Reproduce the entire listing word for word.

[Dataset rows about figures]
☆ ☆ ☆ ☆ ☆ ☆ ☆

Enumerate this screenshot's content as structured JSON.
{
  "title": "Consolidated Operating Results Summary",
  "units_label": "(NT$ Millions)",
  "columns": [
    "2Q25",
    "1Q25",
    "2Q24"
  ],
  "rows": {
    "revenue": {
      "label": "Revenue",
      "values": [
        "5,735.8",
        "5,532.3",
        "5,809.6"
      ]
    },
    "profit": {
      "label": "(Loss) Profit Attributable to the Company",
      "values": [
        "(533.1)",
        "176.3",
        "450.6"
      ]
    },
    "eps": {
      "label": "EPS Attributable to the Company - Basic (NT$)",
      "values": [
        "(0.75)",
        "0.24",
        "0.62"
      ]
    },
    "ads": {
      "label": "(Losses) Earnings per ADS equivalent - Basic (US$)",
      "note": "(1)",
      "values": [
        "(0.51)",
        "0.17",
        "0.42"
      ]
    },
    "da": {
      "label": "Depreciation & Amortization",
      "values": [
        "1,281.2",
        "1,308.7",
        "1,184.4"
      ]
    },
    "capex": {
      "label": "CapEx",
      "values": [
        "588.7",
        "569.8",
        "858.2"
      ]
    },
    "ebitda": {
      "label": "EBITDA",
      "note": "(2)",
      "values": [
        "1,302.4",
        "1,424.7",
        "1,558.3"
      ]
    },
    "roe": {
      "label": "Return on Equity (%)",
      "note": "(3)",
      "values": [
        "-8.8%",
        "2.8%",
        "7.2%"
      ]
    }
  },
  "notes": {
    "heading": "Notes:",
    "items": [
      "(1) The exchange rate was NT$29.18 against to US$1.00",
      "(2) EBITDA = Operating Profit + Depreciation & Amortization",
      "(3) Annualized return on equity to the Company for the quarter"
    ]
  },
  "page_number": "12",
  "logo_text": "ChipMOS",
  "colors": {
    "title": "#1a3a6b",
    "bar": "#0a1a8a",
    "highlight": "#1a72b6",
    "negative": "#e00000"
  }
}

☆ ☆ ☆ ☆ ☆ ☆ ☆

**Reply:**
Enumerate this screenshot's content as structured JSON.
{
  "title": "Consolidated Operating Results Summary",
  "units_label": "(NT$ Millions)",
  "columns": [
    "2Q25",
    "1Q25",
    "2Q24"
  ],
  "rows": {
    "revenue": {
      "label": "Revenue",
      "values": [
        "5,735.8",
        "5,532.3",
        "5,809.6"
      ]
    },
    "profit": {
      "label": "(Loss) Profit Attributable to the Company",
      "values": [
        "(533.1)",
        "176.3",
        "450.6"
      ]
    },
    "eps": {
      "label": "EPS Attributable to the Company - Basic (NT$)",
      "values": [
        "(0.75)",
        "0.24",
        "0.62"
      ]
    },
    "ads": {
      "label": "(Losses) Earnings per ADS equivalent - Basic (US$)",
      "note": "(1)",
      "values": [
        "(0.51)",
        "0.17",
        "0.42"
      ]
    },
    "da": {
      "label": "Depreciation & Amortization",
      "values": [
        "1,281.2",
        "1,308.7",
        "1,184.4"
      ]
    },
    "capex": {
      "label": "CapEx",
      "values": [
        "588.7",
        "569.8",
        "858.2"
      ]
    },
    "ebitda": {
      "label": "EBITDA",
      "note": "(2)",
      "values": [
        "1,302.4",
        "1,424.7",
        "1,558.3"
      ]
    },
    "roe": {
      "label": "Return on Equity (%)",
      "note": "(3)",
      "values": [
        "-8.8%",
        "2.8%",
        "7.2%"
      ]
    }
  },
  "notes": {
    "heading": "Notes:",
    "items": [
      "(1) The exchange rate was NT$29.18 against to US$1.00",
      "(2) EBITDA = Operating Profit + Depreciation & Amortization",
      "(3) Annualized return on equity to the Company for the quarter"
    ]
  },
  "page_number": "12",
  "logo_text": "ChipMOS",
  "colors": {
    "title": "#1a3a6b",
    "bar": "#0a1a8a",
    "highlight": "#1a72b6",
    "negative": "#e00000"
  }
}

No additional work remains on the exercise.